The task:
Which lines in the material below contain the word "arcmin"? Copy each of them.

Task input:
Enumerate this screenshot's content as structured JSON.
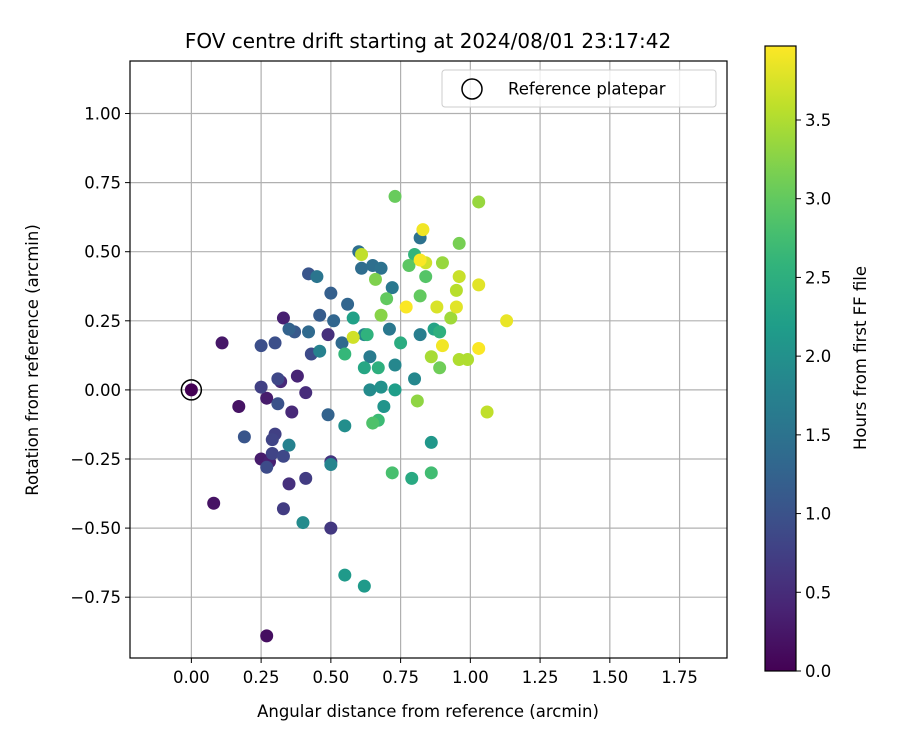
{
  "chart_data": {
    "type": "scatter",
    "title": "FOV centre drift starting at 2024/08/01 23:17:42",
    "xlabel": "Angular distance from reference (arcmin)",
    "ylabel": "Rotation from reference (arcmin)",
    "xlim": [
      -0.22,
      1.92
    ],
    "ylim": [
      -0.97,
      1.19
    ],
    "xticks": [
      0.0,
      0.25,
      0.5,
      0.75,
      1.0,
      1.25,
      1.5,
      1.75
    ],
    "yticks": [
      -0.75,
      -0.5,
      -0.25,
      0.0,
      0.25,
      0.5,
      0.75,
      1.0
    ],
    "xtick_labels": [
      "0.00",
      "0.25",
      "0.50",
      "0.75",
      "1.00",
      "1.25",
      "1.50",
      "1.75"
    ],
    "ytick_labels": [
      "−0.75",
      "−0.50",
      "−0.25",
      "0.00",
      "0.25",
      "0.50",
      "0.75",
      "1.00"
    ],
    "grid": true,
    "colormap": "viridis",
    "colorbar": {
      "label": "Hours from first FF file",
      "range": [
        0.0,
        3.97
      ],
      "ticks": [
        0.0,
        0.5,
        1.0,
        1.5,
        2.0,
        2.5,
        3.0,
        3.5
      ],
      "tick_labels": [
        "0.0",
        "0.5",
        "1.0",
        "1.5",
        "2.0",
        "2.5",
        "3.0",
        "3.5"
      ]
    },
    "legend": {
      "position": "top-right",
      "entries": [
        "Reference platepar"
      ]
    },
    "reference_point": {
      "x": 0.0,
      "y": 0.0
    },
    "points": [
      {
        "x": 0.0,
        "y": 0.0,
        "h": 0.0
      },
      {
        "x": 0.27,
        "y": -0.89,
        "h": 0.15
      },
      {
        "x": 0.08,
        "y": -0.41,
        "h": 0.2
      },
      {
        "x": 0.17,
        "y": -0.06,
        "h": 0.2
      },
      {
        "x": 0.11,
        "y": 0.17,
        "h": 0.25
      },
      {
        "x": 0.25,
        "y": -0.25,
        "h": 0.3
      },
      {
        "x": 0.27,
        "y": -0.03,
        "h": 0.3
      },
      {
        "x": 0.28,
        "y": -0.26,
        "h": 0.35
      },
      {
        "x": 0.33,
        "y": 0.26,
        "h": 0.35
      },
      {
        "x": 0.38,
        "y": 0.05,
        "h": 0.4
      },
      {
        "x": 0.32,
        "y": 0.03,
        "h": 0.45
      },
      {
        "x": 0.36,
        "y": -0.08,
        "h": 0.45
      },
      {
        "x": 0.41,
        "y": -0.01,
        "h": 0.5
      },
      {
        "x": 0.35,
        "y": -0.34,
        "h": 0.55
      },
      {
        "x": 0.49,
        "y": 0.2,
        "h": 0.55
      },
      {
        "x": 0.5,
        "y": -0.26,
        "h": 0.6
      },
      {
        "x": 0.5,
        "y": -0.5,
        "h": 0.65
      },
      {
        "x": 0.33,
        "y": -0.43,
        "h": 0.7
      },
      {
        "x": 0.41,
        "y": -0.32,
        "h": 0.7
      },
      {
        "x": 0.25,
        "y": 0.01,
        "h": 0.75
      },
      {
        "x": 0.3,
        "y": -0.16,
        "h": 0.75
      },
      {
        "x": 0.29,
        "y": -0.18,
        "h": 0.8
      },
      {
        "x": 0.29,
        "y": -0.23,
        "h": 0.8
      },
      {
        "x": 0.33,
        "y": -0.24,
        "h": 0.85
      },
      {
        "x": 0.31,
        "y": 0.04,
        "h": 0.85
      },
      {
        "x": 0.27,
        "y": -0.28,
        "h": 0.9
      },
      {
        "x": 0.43,
        "y": 0.13,
        "h": 0.9
      },
      {
        "x": 0.3,
        "y": 0.17,
        "h": 0.95
      },
      {
        "x": 0.25,
        "y": 0.16,
        "h": 0.95
      },
      {
        "x": 0.31,
        "y": -0.05,
        "h": 1.0
      },
      {
        "x": 0.19,
        "y": -0.17,
        "h": 1.05
      },
      {
        "x": 0.42,
        "y": 0.42,
        "h": 1.05
      },
      {
        "x": 0.37,
        "y": 0.21,
        "h": 1.1
      },
      {
        "x": 0.46,
        "y": 0.27,
        "h": 1.15
      },
      {
        "x": 0.5,
        "y": 0.35,
        "h": 1.2
      },
      {
        "x": 0.35,
        "y": 0.22,
        "h": 1.25
      },
      {
        "x": 0.49,
        "y": -0.09,
        "h": 1.25
      },
      {
        "x": 0.51,
        "y": 0.25,
        "h": 1.3
      },
      {
        "x": 0.56,
        "y": 0.31,
        "h": 1.3
      },
      {
        "x": 0.54,
        "y": 0.17,
        "h": 1.35
      },
      {
        "x": 0.42,
        "y": 0.21,
        "h": 1.35
      },
      {
        "x": 0.61,
        "y": 0.44,
        "h": 1.4
      },
      {
        "x": 0.65,
        "y": 0.45,
        "h": 1.45
      },
      {
        "x": 0.6,
        "y": 0.5,
        "h": 1.45
      },
      {
        "x": 0.82,
        "y": 0.55,
        "h": 1.5
      },
      {
        "x": 0.68,
        "y": 0.44,
        "h": 1.5
      },
      {
        "x": 0.45,
        "y": 0.41,
        "h": 1.55
      },
      {
        "x": 0.72,
        "y": 0.37,
        "h": 1.6
      },
      {
        "x": 0.71,
        "y": 0.22,
        "h": 1.6
      },
      {
        "x": 0.64,
        "y": 0.12,
        "h": 1.65
      },
      {
        "x": 0.82,
        "y": 0.2,
        "h": 1.7
      },
      {
        "x": 0.35,
        "y": -0.2,
        "h": 1.75
      },
      {
        "x": 0.46,
        "y": 0.14,
        "h": 1.75
      },
      {
        "x": 0.62,
        "y": 0.2,
        "h": 1.8
      },
      {
        "x": 0.5,
        "y": -0.27,
        "h": 1.8
      },
      {
        "x": 0.8,
        "y": 0.04,
        "h": 1.85
      },
      {
        "x": 0.73,
        "y": 0.09,
        "h": 1.85
      },
      {
        "x": 0.64,
        "y": 0.0,
        "h": 1.9
      },
      {
        "x": 0.4,
        "y": -0.48,
        "h": 1.9
      },
      {
        "x": 0.55,
        "y": -0.13,
        "h": 1.95
      },
      {
        "x": 0.68,
        "y": 0.01,
        "h": 2.0
      },
      {
        "x": 0.69,
        "y": -0.06,
        "h": 2.05
      },
      {
        "x": 0.86,
        "y": -0.19,
        "h": 2.1
      },
      {
        "x": 0.62,
        "y": -0.71,
        "h": 2.15
      },
      {
        "x": 0.55,
        "y": -0.67,
        "h": 2.15
      },
      {
        "x": 0.73,
        "y": 0.0,
        "h": 2.2
      },
      {
        "x": 0.58,
        "y": 0.26,
        "h": 2.25
      },
      {
        "x": 0.87,
        "y": 0.22,
        "h": 2.3
      },
      {
        "x": 0.62,
        "y": 0.08,
        "h": 2.35
      },
      {
        "x": 0.79,
        "y": -0.32,
        "h": 2.4
      },
      {
        "x": 0.75,
        "y": 0.17,
        "h": 2.45
      },
      {
        "x": 0.67,
        "y": 0.08,
        "h": 2.5
      },
      {
        "x": 0.89,
        "y": 0.21,
        "h": 2.5
      },
      {
        "x": 0.63,
        "y": 0.2,
        "h": 2.55
      },
      {
        "x": 0.8,
        "y": 0.49,
        "h": 2.6
      },
      {
        "x": 0.55,
        "y": 0.13,
        "h": 2.65
      },
      {
        "x": 0.67,
        "y": -0.11,
        "h": 2.7
      },
      {
        "x": 0.86,
        "y": -0.3,
        "h": 2.75
      },
      {
        "x": 0.72,
        "y": -0.3,
        "h": 2.8
      },
      {
        "x": 0.65,
        "y": -0.12,
        "h": 2.85
      },
      {
        "x": 0.84,
        "y": 0.41,
        "h": 2.9
      },
      {
        "x": 0.78,
        "y": 0.45,
        "h": 2.95
      },
      {
        "x": 0.7,
        "y": 0.33,
        "h": 3.0
      },
      {
        "x": 0.82,
        "y": 0.34,
        "h": 3.0
      },
      {
        "x": 0.73,
        "y": 0.7,
        "h": 3.05
      },
      {
        "x": 0.89,
        "y": 0.08,
        "h": 3.1
      },
      {
        "x": 0.96,
        "y": 0.53,
        "h": 3.15
      },
      {
        "x": 0.66,
        "y": 0.4,
        "h": 3.2
      },
      {
        "x": 0.68,
        "y": 0.27,
        "h": 3.25
      },
      {
        "x": 0.81,
        "y": -0.04,
        "h": 3.3
      },
      {
        "x": 1.03,
        "y": 0.68,
        "h": 3.35
      },
      {
        "x": 0.9,
        "y": 0.46,
        "h": 3.35
      },
      {
        "x": 0.93,
        "y": 0.26,
        "h": 3.4
      },
      {
        "x": 0.86,
        "y": 0.12,
        "h": 3.45
      },
      {
        "x": 0.96,
        "y": 0.11,
        "h": 3.5
      },
      {
        "x": 0.99,
        "y": 0.11,
        "h": 3.5
      },
      {
        "x": 0.95,
        "y": 0.36,
        "h": 3.55
      },
      {
        "x": 0.61,
        "y": 0.49,
        "h": 3.6
      },
      {
        "x": 1.06,
        "y": -0.08,
        "h": 3.6
      },
      {
        "x": 0.96,
        "y": 0.41,
        "h": 3.65
      },
      {
        "x": 0.84,
        "y": 0.46,
        "h": 3.7
      },
      {
        "x": 0.58,
        "y": 0.19,
        "h": 3.7
      },
      {
        "x": 0.88,
        "y": 0.3,
        "h": 3.75
      },
      {
        "x": 1.03,
        "y": 0.38,
        "h": 3.8
      },
      {
        "x": 0.95,
        "y": 0.3,
        "h": 3.8
      },
      {
        "x": 1.13,
        "y": 0.25,
        "h": 3.85
      },
      {
        "x": 0.83,
        "y": 0.58,
        "h": 3.9
      },
      {
        "x": 0.9,
        "y": 0.16,
        "h": 3.9
      },
      {
        "x": 1.03,
        "y": 0.15,
        "h": 3.95
      },
      {
        "x": 0.77,
        "y": 0.3,
        "h": 3.95
      },
      {
        "x": 0.82,
        "y": 0.47,
        "h": 3.95
      }
    ]
  }
}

Reply:
    "xlabel": "Angular distance from reference (arcmin)",
    "ylabel": "Rotation from reference (arcmin)",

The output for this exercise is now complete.